BEGIN Record set

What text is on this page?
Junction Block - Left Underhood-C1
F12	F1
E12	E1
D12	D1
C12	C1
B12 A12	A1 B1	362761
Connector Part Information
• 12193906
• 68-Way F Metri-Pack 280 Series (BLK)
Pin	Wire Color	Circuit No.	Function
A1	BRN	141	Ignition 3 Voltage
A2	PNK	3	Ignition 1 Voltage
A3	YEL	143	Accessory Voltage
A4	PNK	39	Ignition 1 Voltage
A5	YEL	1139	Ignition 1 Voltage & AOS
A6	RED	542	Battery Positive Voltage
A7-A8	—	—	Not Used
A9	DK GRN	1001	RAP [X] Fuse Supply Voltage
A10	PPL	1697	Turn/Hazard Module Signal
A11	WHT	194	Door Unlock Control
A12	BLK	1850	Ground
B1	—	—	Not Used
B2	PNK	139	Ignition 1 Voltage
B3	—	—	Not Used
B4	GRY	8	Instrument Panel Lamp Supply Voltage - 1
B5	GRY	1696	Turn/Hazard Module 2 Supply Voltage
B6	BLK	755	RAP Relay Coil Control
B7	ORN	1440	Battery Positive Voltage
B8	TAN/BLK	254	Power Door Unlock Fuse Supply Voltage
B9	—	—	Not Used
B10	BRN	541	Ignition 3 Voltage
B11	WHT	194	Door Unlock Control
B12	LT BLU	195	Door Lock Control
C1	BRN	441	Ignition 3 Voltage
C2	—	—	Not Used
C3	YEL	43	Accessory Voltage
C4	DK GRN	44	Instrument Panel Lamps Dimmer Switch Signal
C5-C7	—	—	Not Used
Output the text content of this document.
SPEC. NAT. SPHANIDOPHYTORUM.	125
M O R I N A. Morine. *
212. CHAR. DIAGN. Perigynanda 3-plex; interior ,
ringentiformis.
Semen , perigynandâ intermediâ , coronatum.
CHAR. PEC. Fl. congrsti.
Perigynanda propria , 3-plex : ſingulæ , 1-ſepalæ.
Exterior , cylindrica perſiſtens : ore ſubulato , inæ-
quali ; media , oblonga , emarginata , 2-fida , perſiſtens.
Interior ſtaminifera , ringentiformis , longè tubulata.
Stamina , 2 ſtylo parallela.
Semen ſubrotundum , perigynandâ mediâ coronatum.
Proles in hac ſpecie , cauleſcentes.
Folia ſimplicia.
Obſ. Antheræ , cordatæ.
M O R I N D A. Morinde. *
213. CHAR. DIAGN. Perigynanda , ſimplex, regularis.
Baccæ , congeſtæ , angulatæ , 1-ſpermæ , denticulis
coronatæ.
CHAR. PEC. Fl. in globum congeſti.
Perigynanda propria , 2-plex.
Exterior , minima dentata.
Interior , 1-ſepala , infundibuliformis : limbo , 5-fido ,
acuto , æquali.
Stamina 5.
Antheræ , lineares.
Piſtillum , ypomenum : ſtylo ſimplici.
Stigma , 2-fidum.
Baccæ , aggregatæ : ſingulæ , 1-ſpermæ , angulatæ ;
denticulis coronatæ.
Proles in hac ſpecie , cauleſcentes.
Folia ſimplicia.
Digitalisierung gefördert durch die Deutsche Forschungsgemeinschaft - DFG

END Record set

Extract all the entries word for word.

What text is on this page?
Junction Block - Left Underhood-C1
F12	F1
E12	E1
D12	D1
C12	C1
B12 A12	A1 B1	362761
Connector Part Information
• 12193906
• 68-Way F Metri-Pack 280 Series (BLK)
Pin	Wire Color	Circuit No.	Function
A1	BRN	141	Ignition 3 Voltage
A2	PNK	3	Ignition 1 Voltage
A3	YEL	143	Accessory Voltage
A4	PNK	39	Ignition 1 Voltage
A5	YEL	1139	Ignition 1 Voltage & AOS
A6	RED	542	Battery Positive Voltage
A7-A8	—	—	Not Used
A9	DK GRN	1001	RAP [X] Fuse Supply Voltage
A10	PPL	1697	Turn/Hazard Module Signal
A11	WHT	194	Door Unlock Control
A12	BLK	1850	Ground
B1	—	—	Not Used
B2	PNK	139	Ignition 1 Voltage
B3	—	—	Not Used
B4	GRY	8	Instrument Panel Lamp Supply Voltage - 1
B5	GRY	1696	Turn/Hazard Module 2 Supply Voltage
B6	BLK	755	RAP Relay Coil Control
B7	ORN	1440	Battery Positive Voltage
B8	TAN/BLK	254	Power Door Unlock Fuse Supply Voltage
B9	—	—	Not Used
B10	BRN	541	Ignition 3 Voltage
B11	WHT	194	Door Unlock Control
B12	LT BLU	195	Door Lock Control
C1	BRN	441	Ignition 3 Voltage
C2	—	—	Not Used
C3	YEL	43	Accessory Voltage
C4	DK GRN	44	Instrument Panel Lamps Dimmer Switch Signal
C5-C7	—	—	Not Used
Output the text content of this document.
SPEC. NAT. SPHANIDOPHYTORUM.	125
M O R I N A. Morine. *
212. CHAR. DIAGN. Perigynanda 3-plex; interior ,
ringentiformis.
Semen , perigynandâ intermediâ , coronatum.
CHAR. PEC. Fl. congrsti.
Perigynanda propria , 3-plex : ſingulæ , 1-ſepalæ.
Exterior , cylindrica perſiſtens : ore ſubulato , inæ-
quali ; media , oblonga , emarginata , 2-fida , perſiſtens.
Interior ſtaminifera , ringentiformis , longè tubulata.
Stamina , 2 ſtylo parallela.
Semen ſubrotundum , perigynandâ mediâ coronatum.
Proles in hac ſpecie , cauleſcentes.
Folia ſimplicia.
Obſ. Antheræ , cordatæ.
M O R I N D A. Morinde. *
213. CHAR. DIAGN. Perigynanda , ſimplex, regularis.
Baccæ , congeſtæ , angulatæ , 1-ſpermæ , denticulis
coronatæ.
CHAR. PEC. Fl. in globum congeſti.
Perigynanda propria , 2-plex.
Exterior , minima dentata.
Interior , 1-ſepala , infundibuliformis : limbo , 5-fido ,
acuto , æquali.
Stamina 5.
Antheræ , lineares.
Piſtillum , ypomenum : ſtylo ſimplici.
Stigma , 2-fidum.
Baccæ , aggregatæ : ſingulæ , 1-ſpermæ , angulatæ ;
denticulis coronatæ.
Proles in hac ſpecie , cauleſcentes.
Folia ſimplicia.
Digitalisierung gefördert durch die Deutsche Forschungsgemeinschaft - DFG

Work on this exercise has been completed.